** START DATA EXCERPTS **
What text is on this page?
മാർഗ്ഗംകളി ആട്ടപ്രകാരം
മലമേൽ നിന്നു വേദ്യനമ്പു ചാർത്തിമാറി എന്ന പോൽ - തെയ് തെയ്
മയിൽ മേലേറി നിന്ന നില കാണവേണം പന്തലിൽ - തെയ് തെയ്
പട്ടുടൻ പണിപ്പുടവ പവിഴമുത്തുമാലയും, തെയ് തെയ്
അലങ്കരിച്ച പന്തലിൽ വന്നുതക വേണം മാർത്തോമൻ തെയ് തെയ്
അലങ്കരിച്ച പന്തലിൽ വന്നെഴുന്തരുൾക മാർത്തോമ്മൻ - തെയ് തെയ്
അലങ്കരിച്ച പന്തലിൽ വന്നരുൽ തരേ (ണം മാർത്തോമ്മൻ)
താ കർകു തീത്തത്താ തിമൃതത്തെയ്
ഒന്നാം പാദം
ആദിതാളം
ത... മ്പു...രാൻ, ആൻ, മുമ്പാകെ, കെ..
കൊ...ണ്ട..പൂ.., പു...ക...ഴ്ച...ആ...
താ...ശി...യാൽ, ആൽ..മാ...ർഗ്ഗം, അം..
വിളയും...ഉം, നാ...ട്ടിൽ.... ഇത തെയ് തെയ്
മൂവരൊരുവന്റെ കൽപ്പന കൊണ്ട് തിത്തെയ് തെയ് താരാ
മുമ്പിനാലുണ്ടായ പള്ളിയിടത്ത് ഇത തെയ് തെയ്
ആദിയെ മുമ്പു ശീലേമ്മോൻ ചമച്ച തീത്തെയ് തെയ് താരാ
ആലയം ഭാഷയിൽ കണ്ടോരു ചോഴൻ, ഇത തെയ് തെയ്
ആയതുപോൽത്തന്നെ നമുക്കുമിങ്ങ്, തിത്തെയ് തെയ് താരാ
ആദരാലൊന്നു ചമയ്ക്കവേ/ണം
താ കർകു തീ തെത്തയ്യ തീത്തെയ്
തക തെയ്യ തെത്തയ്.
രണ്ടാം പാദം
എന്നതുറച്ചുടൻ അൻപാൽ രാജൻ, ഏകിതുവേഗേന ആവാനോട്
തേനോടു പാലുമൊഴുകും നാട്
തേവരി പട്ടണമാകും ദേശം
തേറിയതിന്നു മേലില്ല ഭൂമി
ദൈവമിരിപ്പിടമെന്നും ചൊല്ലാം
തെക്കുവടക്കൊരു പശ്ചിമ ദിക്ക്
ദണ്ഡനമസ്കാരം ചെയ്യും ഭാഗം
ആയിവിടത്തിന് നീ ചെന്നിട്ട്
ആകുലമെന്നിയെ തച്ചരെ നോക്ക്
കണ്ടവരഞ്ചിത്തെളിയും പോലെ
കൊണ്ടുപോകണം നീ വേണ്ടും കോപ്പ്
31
** END DATA EXCERPTS **
• **TASK TO CARRY OUT**: Quote each line of the data above exactly as written.

• **ANSWER TO THIS PROBLEM**:
What text is on this page?
മാർഗ്ഗംകളി ആട്ടപ്രകാരം
മലമേൽ നിന്നു വേദ്യനമ്പു ചാർത്തിമാറി എന്ന പോൽ - തെയ് തെയ്
മയിൽ മേലേറി നിന്ന നില കാണവേണം പന്തലിൽ - തെയ് തെയ്
പട്ടുടൻ പണിപ്പുടവ പവിഴമുത്തുമാലയും, തെയ് തെയ്
അലങ്കരിച്ച പന്തലിൽ വന്നുതക വേണം മാർത്തോമൻ തെയ് തെയ്
അലങ്കരിച്ച പന്തലിൽ വന്നെഴുന്തരുൾക മാർത്തോമ്മൻ - തെയ് തെയ്
അലങ്കരിച്ച പന്തലിൽ വന്നരുൽ തരേ (ണം മാർത്തോമ്മൻ)
താ കർകു തീത്തത്താ തിമൃതത്തെയ്
ഒന്നാം പാദം
ആദിതാളം
ത... മ്പു...രാൻ, ആൻ, മുമ്പാകെ, കെ..
കൊ...ണ്ട..പൂ.., പു...ക...ഴ്ച...ആ...
താ...ശി...യാൽ, ആൽ..മാ...ർഗ്ഗം, അം..
വിളയും...ഉം, നാ...ട്ടിൽ.... ഇത തെയ് തെയ്
മൂവരൊരുവന്റെ കൽപ്പന കൊണ്ട് തിത്തെയ് തെയ് താരാ
മുമ്പിനാലുണ്ടായ പള്ളിയിടത്ത് ഇത തെയ് തെയ്
ആദിയെ മുമ്പു ശീലേമ്മോൻ ചമച്ച തീത്തെയ് തെയ് താരാ
ആലയം ഭാഷയിൽ കണ്ടോരു ചോഴൻ, ഇത തെയ് തെയ്
ആയതുപോൽത്തന്നെ നമുക്കുമിങ്ങ്, തിത്തെയ് തെയ് താരാ
ആദരാലൊന്നു ചമയ്ക്കവേ/ണം
താ കർകു തീ തെത്തയ്യ തീത്തെയ്
തക തെയ്യ തെത്തയ്.
രണ്ടാം പാദം
എന്നതുറച്ചുടൻ അൻപാൽ രാജൻ, ഏകിതുവേഗേന ആവാനോട്
തേനോടു പാലുമൊഴുകും നാട്
തേവരി പട്ടണമാകും ദേശം
തേറിയതിന്നു മേലില്ല ഭൂമി
ദൈവമിരിപ്പിടമെന്നും ചൊല്ലാം
തെക്കുവടക്കൊരു പശ്ചിമ ദിക്ക്
ദണ്ഡനമസ്കാരം ചെയ്യും ഭാഗം
ആയിവിടത്തിന് നീ ചെന്നിട്ട്
ആകുലമെന്നിയെ തച്ചരെ നോക്ക്
കണ്ടവരഞ്ചിത്തെളിയും പോലെ
കൊണ്ടുപോകണം നീ വേണ്ടും കോപ്പ്
31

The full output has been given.